▶ REQUIRED TASK
Copy each line that contains the word "this".

▶ MATERIAL
-----

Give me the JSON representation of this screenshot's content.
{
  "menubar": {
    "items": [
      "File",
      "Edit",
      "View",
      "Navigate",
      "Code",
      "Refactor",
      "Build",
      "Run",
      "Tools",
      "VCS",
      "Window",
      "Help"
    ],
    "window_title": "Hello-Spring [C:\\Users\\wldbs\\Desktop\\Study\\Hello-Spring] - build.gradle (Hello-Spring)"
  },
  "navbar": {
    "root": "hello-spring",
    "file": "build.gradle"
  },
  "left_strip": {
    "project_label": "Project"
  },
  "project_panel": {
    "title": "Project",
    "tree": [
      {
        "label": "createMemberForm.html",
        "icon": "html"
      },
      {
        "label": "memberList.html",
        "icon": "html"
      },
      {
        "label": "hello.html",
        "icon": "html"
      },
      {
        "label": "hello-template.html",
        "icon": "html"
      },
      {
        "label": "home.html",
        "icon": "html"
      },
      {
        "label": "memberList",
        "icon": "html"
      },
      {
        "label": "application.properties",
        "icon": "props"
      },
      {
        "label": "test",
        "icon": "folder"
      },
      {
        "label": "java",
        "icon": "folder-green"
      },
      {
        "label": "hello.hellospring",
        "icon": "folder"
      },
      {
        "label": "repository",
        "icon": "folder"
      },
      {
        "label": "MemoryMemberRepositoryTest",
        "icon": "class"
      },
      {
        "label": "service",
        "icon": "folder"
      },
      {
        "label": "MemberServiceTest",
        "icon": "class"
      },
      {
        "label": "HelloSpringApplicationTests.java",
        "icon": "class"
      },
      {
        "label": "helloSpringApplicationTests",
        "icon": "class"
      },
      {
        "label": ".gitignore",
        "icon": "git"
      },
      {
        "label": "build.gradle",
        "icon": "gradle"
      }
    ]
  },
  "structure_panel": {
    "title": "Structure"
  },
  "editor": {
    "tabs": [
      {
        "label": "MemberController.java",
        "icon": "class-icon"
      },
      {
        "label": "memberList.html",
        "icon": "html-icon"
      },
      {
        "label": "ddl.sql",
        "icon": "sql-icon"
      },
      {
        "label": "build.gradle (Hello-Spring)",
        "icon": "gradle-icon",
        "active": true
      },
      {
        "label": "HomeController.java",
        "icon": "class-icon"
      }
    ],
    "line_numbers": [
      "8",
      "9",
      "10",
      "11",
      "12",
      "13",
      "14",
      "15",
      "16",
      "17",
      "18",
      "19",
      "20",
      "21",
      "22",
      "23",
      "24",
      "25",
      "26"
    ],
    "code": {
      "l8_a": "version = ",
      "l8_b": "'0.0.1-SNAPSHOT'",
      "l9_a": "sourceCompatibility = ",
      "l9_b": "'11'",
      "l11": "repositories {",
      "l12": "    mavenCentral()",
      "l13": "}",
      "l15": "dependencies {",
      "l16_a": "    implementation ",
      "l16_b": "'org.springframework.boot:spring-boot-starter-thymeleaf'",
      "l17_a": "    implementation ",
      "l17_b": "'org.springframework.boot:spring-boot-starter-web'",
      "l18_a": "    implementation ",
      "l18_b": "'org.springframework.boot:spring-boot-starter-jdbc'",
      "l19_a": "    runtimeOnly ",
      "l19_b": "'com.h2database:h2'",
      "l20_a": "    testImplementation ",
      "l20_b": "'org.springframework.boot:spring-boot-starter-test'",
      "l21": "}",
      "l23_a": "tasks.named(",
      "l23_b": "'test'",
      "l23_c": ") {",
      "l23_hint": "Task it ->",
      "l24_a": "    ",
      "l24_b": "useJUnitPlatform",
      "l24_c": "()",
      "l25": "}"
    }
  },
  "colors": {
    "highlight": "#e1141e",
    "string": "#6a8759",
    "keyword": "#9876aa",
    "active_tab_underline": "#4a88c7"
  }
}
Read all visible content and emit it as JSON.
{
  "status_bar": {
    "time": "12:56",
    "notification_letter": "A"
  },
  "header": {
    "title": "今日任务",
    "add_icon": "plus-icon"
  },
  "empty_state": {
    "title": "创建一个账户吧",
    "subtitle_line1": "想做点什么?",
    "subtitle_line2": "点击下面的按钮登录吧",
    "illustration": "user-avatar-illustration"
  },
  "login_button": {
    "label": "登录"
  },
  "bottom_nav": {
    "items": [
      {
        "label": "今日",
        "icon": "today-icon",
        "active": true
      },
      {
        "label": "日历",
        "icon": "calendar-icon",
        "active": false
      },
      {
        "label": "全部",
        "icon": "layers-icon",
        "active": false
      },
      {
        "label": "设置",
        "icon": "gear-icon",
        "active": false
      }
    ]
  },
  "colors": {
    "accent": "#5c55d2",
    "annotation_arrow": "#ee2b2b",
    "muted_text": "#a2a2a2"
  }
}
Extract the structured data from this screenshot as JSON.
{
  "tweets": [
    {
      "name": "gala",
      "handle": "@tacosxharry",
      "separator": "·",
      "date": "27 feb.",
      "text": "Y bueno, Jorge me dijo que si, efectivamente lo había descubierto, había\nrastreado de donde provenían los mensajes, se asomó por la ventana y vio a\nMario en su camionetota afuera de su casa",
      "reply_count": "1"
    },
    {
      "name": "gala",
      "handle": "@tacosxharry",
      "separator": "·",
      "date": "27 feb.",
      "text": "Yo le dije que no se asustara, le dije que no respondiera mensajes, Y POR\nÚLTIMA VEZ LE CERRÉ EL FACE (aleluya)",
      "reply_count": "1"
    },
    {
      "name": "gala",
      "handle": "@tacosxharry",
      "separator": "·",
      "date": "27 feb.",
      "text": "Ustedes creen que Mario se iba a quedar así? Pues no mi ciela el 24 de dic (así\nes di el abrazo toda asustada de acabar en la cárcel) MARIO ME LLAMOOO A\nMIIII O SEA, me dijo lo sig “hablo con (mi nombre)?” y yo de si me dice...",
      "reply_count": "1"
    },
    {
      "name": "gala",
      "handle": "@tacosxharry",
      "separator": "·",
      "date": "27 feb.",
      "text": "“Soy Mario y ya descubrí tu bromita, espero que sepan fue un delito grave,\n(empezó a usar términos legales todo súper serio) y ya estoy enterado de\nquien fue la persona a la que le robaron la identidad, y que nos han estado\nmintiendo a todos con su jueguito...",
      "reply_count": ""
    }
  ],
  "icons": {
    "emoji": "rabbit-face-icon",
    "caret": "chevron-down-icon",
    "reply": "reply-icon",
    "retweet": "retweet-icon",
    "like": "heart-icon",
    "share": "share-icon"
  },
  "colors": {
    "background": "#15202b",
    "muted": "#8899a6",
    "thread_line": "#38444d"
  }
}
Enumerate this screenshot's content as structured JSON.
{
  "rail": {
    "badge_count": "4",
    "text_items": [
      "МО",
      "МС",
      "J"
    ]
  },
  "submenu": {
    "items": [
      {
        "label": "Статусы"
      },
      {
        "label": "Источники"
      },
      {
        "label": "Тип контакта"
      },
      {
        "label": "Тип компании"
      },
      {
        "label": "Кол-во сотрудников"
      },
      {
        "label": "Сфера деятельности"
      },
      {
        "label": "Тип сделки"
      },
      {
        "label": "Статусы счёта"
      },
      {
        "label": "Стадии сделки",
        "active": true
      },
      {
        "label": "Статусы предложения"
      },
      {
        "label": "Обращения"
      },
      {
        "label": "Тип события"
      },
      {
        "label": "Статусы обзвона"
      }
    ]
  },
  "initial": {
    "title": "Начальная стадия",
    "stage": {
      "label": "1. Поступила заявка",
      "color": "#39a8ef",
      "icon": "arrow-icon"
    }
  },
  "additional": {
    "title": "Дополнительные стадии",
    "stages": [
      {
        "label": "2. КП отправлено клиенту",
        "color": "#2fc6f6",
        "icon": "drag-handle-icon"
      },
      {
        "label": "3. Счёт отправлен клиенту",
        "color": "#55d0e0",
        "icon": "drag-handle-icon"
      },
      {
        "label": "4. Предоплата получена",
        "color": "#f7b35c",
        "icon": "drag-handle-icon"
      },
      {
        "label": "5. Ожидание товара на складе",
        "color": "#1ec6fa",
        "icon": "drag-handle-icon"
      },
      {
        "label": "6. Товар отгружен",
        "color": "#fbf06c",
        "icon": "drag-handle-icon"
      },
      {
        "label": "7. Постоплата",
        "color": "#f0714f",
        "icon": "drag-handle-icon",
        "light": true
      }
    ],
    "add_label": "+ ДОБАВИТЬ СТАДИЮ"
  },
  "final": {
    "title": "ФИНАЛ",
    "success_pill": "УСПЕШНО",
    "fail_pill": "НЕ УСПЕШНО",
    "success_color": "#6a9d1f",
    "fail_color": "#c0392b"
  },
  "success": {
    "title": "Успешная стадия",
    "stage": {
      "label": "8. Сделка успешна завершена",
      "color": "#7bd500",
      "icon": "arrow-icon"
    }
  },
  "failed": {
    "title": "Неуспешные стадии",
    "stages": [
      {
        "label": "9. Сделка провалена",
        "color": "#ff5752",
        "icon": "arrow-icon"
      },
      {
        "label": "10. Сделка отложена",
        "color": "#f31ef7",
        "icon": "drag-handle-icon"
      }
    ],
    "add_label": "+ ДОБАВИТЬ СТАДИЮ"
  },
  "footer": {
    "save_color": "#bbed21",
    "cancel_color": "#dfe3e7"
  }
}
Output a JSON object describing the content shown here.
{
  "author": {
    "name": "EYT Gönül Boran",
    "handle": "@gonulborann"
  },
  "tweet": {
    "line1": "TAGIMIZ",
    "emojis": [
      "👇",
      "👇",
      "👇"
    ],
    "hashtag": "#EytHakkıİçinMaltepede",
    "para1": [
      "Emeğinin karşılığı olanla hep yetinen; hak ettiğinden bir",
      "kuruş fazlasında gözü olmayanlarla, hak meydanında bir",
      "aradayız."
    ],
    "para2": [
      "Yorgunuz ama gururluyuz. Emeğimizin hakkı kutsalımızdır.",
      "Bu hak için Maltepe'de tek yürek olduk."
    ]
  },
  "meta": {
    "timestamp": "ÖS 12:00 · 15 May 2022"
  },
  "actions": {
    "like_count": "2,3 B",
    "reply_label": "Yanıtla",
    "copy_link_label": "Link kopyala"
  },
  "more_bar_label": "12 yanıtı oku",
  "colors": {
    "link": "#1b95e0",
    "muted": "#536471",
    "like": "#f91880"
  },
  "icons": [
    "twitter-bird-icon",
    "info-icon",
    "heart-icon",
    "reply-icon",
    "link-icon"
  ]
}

-----

▶ TASK SOLUTION
Give me the JSON representation of this screenshot's content.
Extract the structured data from this screenshot as JSON.
Enumerate this screenshot's content as structured JSON.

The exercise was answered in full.